▶ **Challenge**: Reproduce the records below, substituting "metric-name" for each occurrence of "metric-label" and changing nothing else.

▶ **Record set**:
╭──

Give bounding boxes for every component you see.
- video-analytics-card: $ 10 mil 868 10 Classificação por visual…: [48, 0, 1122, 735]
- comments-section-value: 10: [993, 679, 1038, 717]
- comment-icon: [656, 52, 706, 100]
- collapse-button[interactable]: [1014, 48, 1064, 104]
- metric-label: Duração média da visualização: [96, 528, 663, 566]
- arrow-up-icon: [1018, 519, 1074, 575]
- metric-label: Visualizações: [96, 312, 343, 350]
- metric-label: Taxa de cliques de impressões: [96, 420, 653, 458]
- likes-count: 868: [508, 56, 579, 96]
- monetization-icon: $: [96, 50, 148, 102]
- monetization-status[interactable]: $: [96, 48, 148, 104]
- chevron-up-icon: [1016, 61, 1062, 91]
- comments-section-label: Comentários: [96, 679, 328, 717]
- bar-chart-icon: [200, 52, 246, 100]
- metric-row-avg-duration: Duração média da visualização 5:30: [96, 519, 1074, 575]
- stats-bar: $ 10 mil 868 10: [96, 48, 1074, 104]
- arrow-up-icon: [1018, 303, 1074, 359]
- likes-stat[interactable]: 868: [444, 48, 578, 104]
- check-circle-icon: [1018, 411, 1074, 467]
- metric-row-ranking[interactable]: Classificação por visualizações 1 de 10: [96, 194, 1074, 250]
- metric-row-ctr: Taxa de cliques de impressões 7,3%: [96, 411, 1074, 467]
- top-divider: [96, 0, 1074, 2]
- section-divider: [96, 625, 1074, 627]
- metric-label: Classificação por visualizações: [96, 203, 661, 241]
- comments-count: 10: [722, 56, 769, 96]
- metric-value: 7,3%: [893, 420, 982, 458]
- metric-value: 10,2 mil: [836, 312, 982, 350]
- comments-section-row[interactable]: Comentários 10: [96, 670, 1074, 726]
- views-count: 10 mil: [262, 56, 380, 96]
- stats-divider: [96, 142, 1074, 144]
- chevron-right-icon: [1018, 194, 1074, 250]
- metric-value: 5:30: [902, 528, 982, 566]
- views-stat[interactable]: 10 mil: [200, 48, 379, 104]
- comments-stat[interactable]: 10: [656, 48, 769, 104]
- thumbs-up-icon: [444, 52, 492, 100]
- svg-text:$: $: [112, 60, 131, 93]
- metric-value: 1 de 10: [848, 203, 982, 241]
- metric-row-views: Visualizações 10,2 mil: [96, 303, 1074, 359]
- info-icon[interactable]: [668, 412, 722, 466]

╰──

▶ **Final answer**:
Give bounding boxes for every component you see.
- video-analytics-card: $ 10 mil 868 10 Classificação por visual…: [48, 0, 1122, 735]
- comments-section-value: 10: [993, 679, 1038, 717]
- comment-icon: [656, 52, 706, 100]
- collapse-button[interactable]: [1014, 48, 1064, 104]
- metric-name: Duração média da visualização: [96, 528, 663, 566]
- arrow-up-icon: [1018, 519, 1074, 575]
- metric-name: Visualizações: [96, 312, 343, 350]
- metric-name: Taxa de cliques de impressões: [96, 420, 653, 458]
- likes-count: 868: [508, 56, 579, 96]
- monetization-icon: $: [96, 50, 148, 102]
- monetization-status[interactable]: $: [96, 48, 148, 104]
- chevron-up-icon: [1016, 61, 1062, 91]
- comments-section-label: Comentários: [96, 679, 328, 717]
- bar-chart-icon: [200, 52, 246, 100]
- metric-row-avg-duration: Duração média da visualização 5:30: [96, 519, 1074, 575]
- stats-bar: $ 10 mil 868 10: [96, 48, 1074, 104]
- arrow-up-icon: [1018, 303, 1074, 359]
- likes-stat[interactable]: 868: [444, 48, 578, 104]
- check-circle-icon: [1018, 411, 1074, 467]
- metric-row-ranking[interactable]: Classificação por visualizações 1 de 10: [96, 194, 1074, 250]
- metric-row-ctr: Taxa de cliques de impressões 7,3%: [96, 411, 1074, 467]
- top-divider: [96, 0, 1074, 2]
- section-divider: [96, 625, 1074, 627]
- metric-name: Classificação por visualizações: [96, 203, 661, 241]
- comments-count: 10: [722, 56, 769, 96]
- metric-value: 7,3%: [893, 420, 982, 458]
- metric-value: 10,2 mil: [836, 312, 982, 350]
- comments-section-row[interactable]: Comentários 10: [96, 670, 1074, 726]
- views-count: 10 mil: [262, 56, 380, 96]
- stats-divider: [96, 142, 1074, 144]
- chevron-right-icon: [1018, 194, 1074, 250]
- metric-value: 5:30: [902, 528, 982, 566]
- views-stat[interactable]: 10 mil: [200, 48, 379, 104]
- comments-stat[interactable]: 10: [656, 48, 769, 104]
- thumbs-up-icon: [444, 52, 492, 100]
- svg-text:$: $: [112, 60, 131, 93]
- metric-value: 1 de 10: [848, 203, 982, 241]
- metric-row-views: Visualizações 10,2 mil: [96, 303, 1074, 359]
- info-icon[interactable]: [668, 412, 722, 466]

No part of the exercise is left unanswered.